From the entries below, say how many lines carry the word "this", and give nothing but the number.
-------
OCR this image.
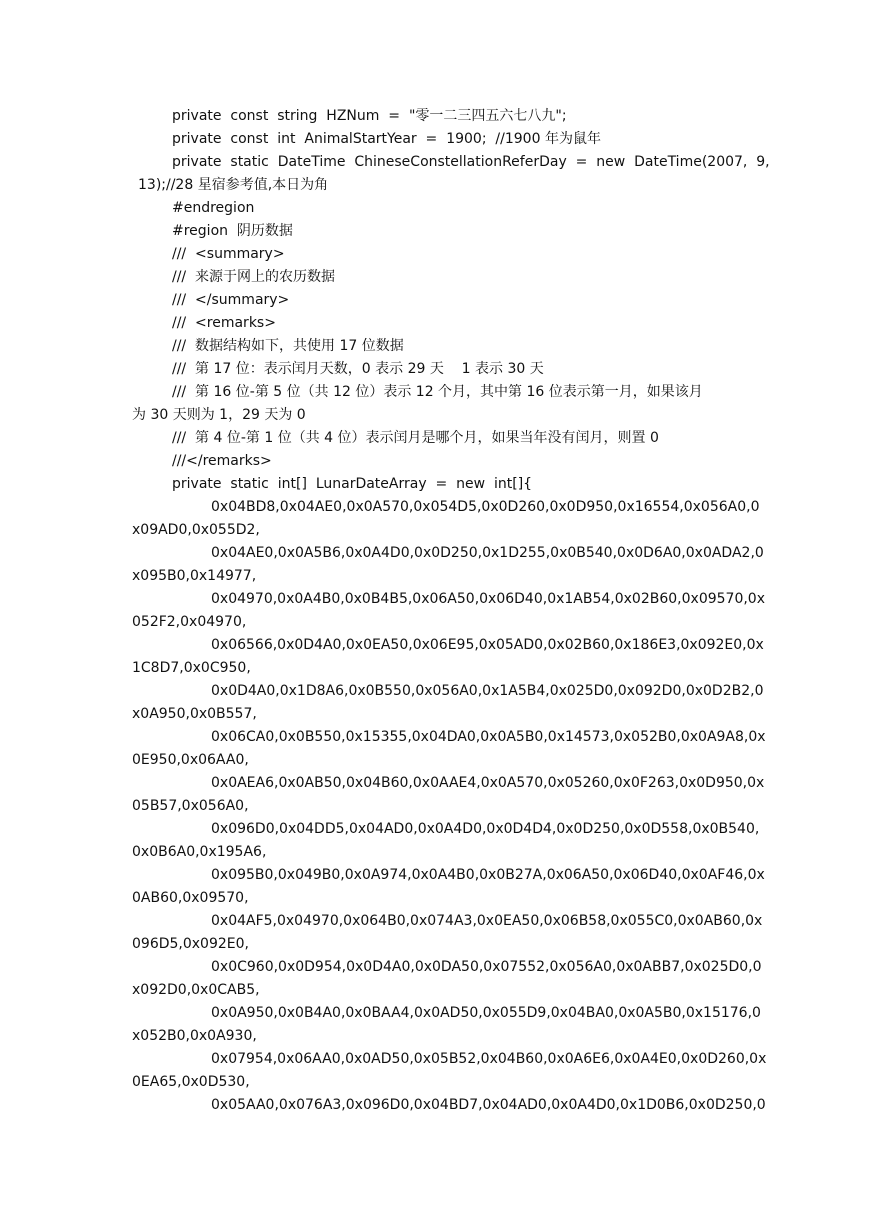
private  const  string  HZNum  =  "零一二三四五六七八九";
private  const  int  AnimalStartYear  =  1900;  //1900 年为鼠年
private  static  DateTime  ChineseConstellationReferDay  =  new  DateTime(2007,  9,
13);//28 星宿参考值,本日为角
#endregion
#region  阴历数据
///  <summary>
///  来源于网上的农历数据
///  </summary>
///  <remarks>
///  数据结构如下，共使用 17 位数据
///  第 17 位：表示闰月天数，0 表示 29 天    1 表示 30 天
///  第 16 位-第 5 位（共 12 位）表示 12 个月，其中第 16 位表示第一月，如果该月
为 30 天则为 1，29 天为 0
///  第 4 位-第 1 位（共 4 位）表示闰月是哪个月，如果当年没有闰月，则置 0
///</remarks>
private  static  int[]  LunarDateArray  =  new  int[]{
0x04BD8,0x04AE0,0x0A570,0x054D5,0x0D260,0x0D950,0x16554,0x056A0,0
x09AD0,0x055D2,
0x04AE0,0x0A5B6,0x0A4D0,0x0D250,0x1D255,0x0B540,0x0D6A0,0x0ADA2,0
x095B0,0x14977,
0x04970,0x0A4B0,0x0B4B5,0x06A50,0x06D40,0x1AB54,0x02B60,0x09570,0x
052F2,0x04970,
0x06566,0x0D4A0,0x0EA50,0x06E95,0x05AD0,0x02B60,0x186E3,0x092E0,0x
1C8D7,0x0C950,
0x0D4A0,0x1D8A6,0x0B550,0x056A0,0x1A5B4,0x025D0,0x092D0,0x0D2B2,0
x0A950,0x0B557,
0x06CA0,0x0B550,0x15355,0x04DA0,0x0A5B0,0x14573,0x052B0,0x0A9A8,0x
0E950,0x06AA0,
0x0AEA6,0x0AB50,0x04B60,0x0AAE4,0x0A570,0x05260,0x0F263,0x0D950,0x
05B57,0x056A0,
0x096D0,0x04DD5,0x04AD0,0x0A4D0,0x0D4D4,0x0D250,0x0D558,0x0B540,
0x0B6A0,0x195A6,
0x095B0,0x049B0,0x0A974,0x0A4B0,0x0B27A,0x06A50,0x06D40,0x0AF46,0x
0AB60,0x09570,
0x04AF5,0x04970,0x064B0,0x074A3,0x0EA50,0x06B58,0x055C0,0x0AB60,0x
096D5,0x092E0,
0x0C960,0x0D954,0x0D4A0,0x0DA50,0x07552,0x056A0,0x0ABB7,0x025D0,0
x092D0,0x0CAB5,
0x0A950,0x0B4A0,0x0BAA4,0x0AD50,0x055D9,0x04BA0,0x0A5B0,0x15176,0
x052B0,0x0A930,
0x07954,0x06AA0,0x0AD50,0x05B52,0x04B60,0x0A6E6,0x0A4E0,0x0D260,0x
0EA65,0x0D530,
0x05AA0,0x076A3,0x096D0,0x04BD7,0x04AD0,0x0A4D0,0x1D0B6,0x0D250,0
-------
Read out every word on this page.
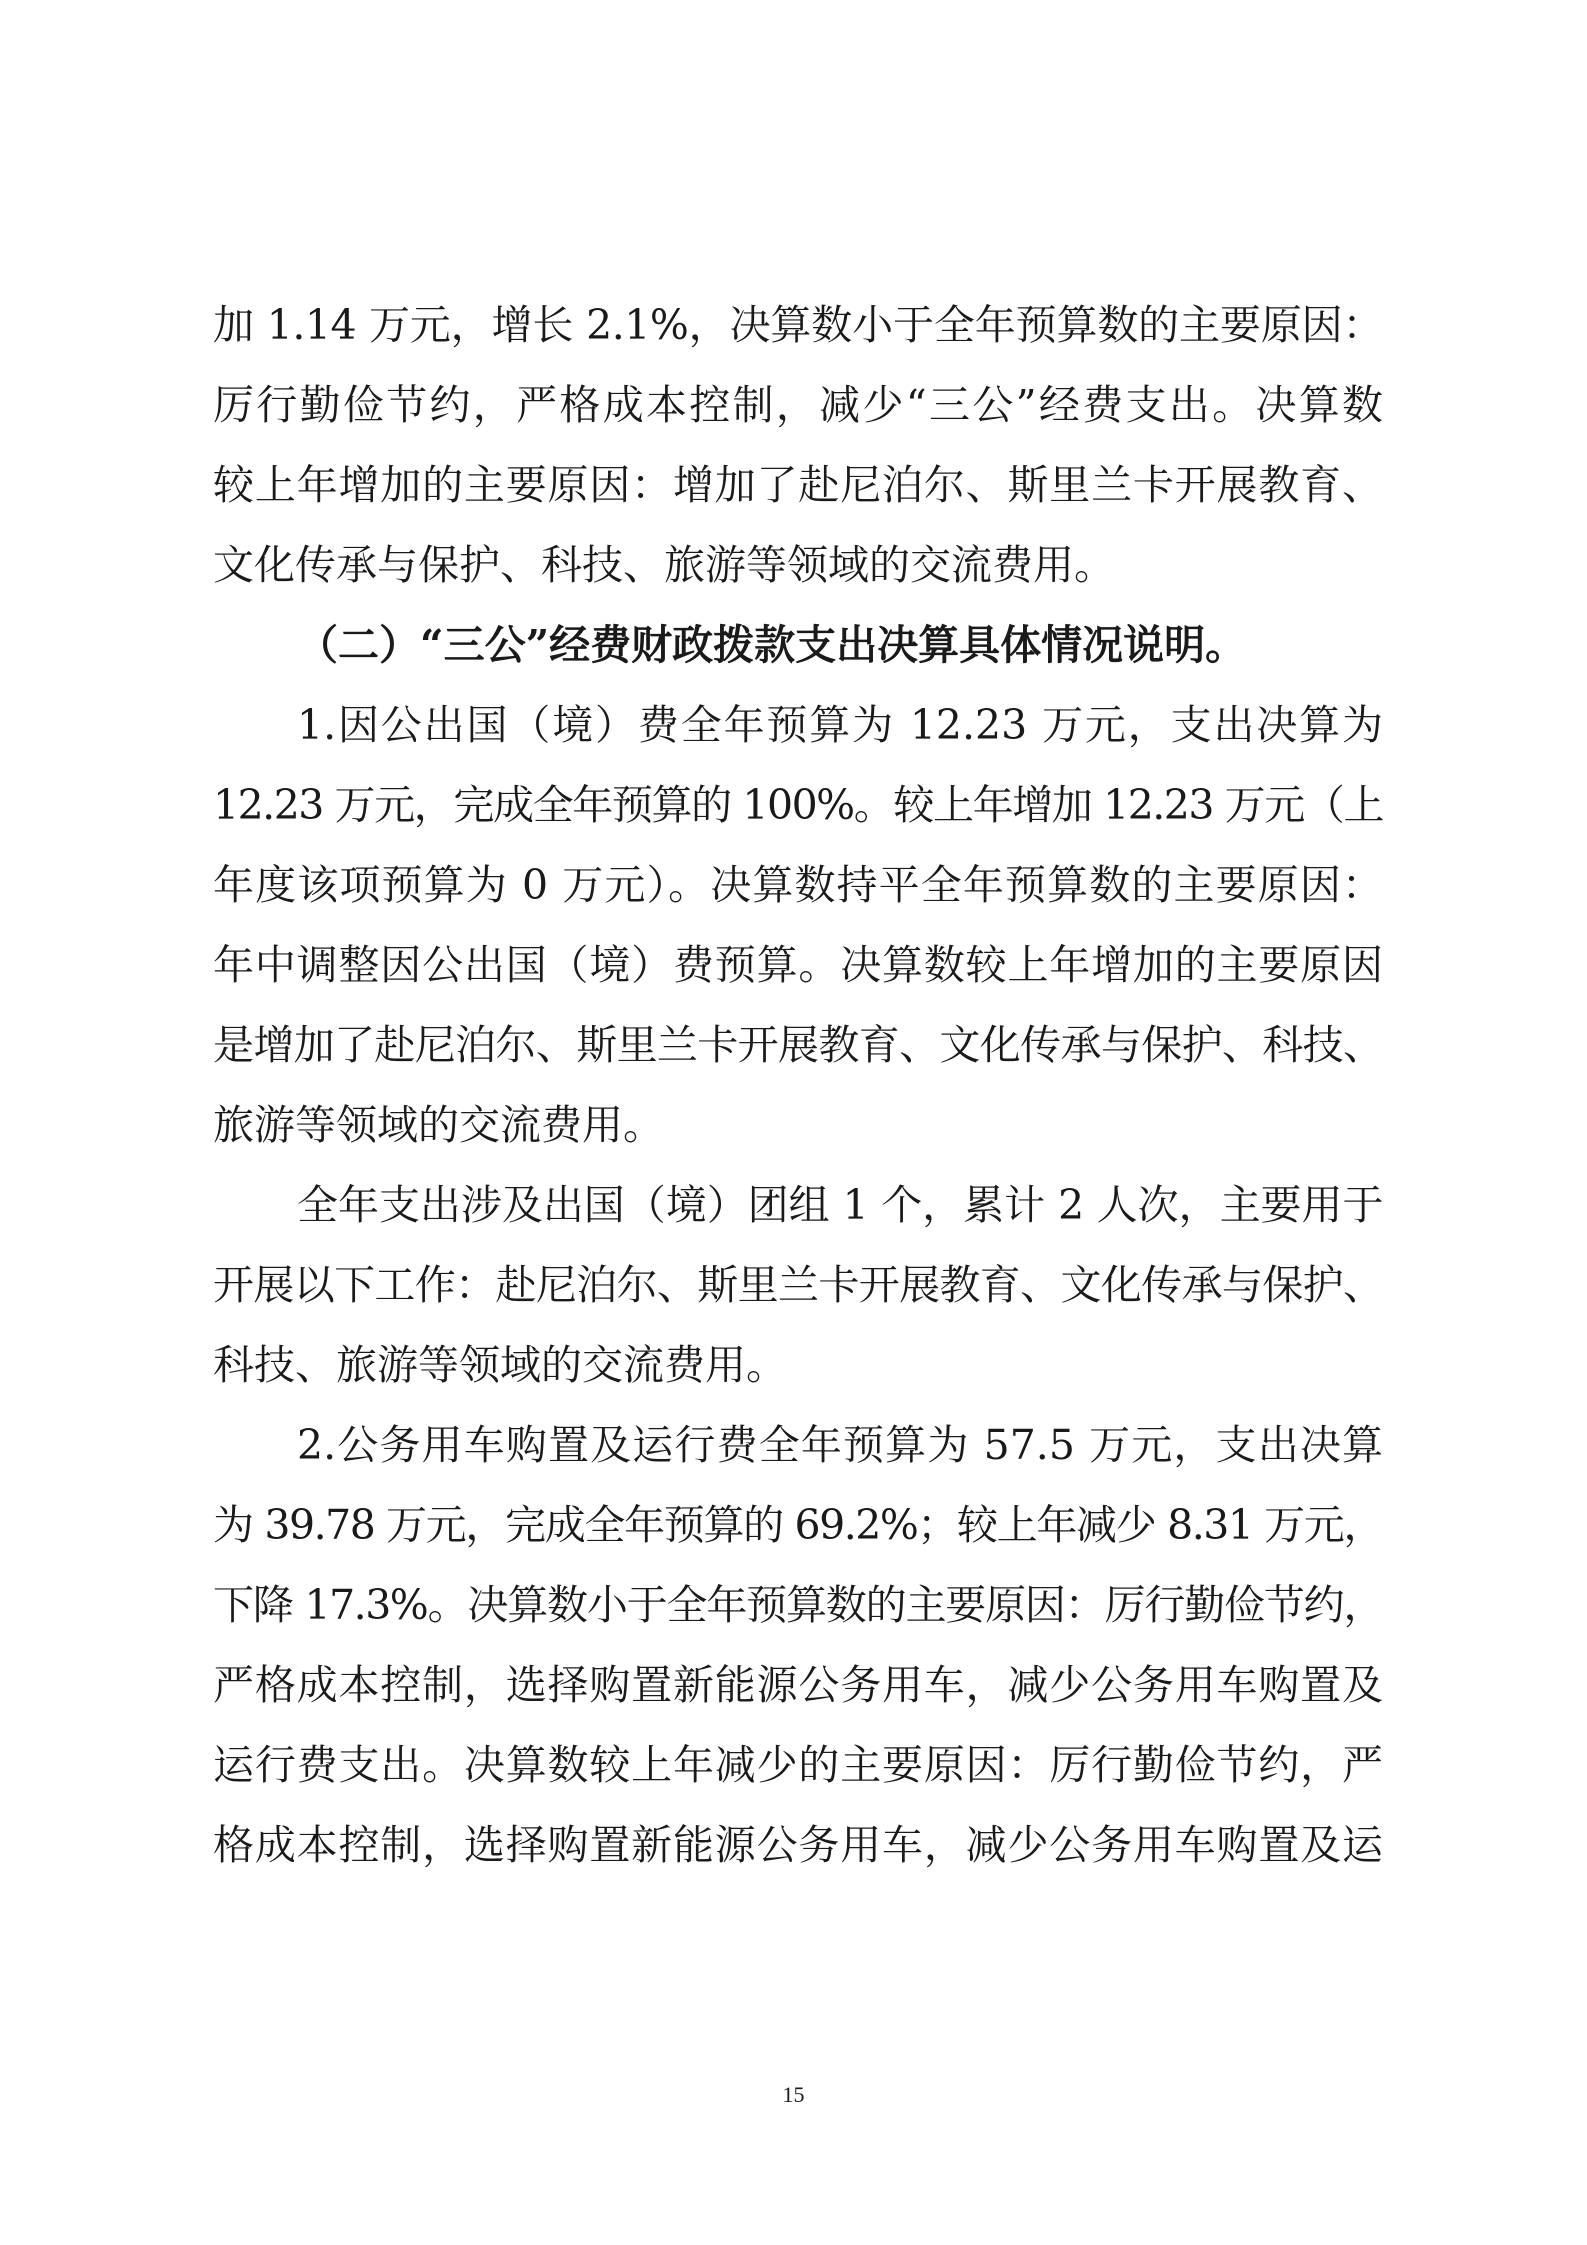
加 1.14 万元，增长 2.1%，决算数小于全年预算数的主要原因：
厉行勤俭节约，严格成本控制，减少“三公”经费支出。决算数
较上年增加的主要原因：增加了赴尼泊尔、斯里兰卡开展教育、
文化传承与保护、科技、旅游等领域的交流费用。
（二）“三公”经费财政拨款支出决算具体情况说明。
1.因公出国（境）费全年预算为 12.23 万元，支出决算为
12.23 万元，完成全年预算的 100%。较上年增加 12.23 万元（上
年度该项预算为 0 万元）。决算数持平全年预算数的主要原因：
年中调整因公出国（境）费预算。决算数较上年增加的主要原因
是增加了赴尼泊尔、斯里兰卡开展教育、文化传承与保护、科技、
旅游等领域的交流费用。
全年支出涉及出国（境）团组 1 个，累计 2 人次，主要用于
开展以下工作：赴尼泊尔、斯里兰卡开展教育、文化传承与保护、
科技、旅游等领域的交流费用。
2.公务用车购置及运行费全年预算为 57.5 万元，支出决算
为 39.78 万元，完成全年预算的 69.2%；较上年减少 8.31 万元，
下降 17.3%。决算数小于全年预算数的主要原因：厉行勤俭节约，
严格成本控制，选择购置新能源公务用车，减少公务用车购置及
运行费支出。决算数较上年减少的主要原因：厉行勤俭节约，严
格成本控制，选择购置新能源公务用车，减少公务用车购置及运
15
-------
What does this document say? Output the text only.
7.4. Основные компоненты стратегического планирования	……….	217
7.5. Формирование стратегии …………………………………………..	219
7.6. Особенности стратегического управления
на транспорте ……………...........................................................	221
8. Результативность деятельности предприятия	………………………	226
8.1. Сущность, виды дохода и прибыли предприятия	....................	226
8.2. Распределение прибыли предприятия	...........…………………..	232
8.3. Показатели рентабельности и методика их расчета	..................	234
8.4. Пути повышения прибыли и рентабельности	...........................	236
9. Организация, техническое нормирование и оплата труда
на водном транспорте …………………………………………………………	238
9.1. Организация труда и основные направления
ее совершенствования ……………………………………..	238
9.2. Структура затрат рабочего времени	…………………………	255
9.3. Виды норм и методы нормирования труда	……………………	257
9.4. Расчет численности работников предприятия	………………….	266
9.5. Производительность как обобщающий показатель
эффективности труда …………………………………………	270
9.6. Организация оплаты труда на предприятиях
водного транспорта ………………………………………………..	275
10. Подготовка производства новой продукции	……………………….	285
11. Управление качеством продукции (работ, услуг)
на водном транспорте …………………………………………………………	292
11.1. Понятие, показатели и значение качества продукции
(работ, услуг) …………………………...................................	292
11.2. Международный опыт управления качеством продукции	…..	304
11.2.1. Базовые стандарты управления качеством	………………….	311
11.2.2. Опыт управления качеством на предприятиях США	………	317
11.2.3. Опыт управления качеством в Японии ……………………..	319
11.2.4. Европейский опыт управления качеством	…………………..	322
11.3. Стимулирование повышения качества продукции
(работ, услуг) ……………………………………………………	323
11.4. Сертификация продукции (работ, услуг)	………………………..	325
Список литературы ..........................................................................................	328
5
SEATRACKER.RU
-------
# [Task answer]
3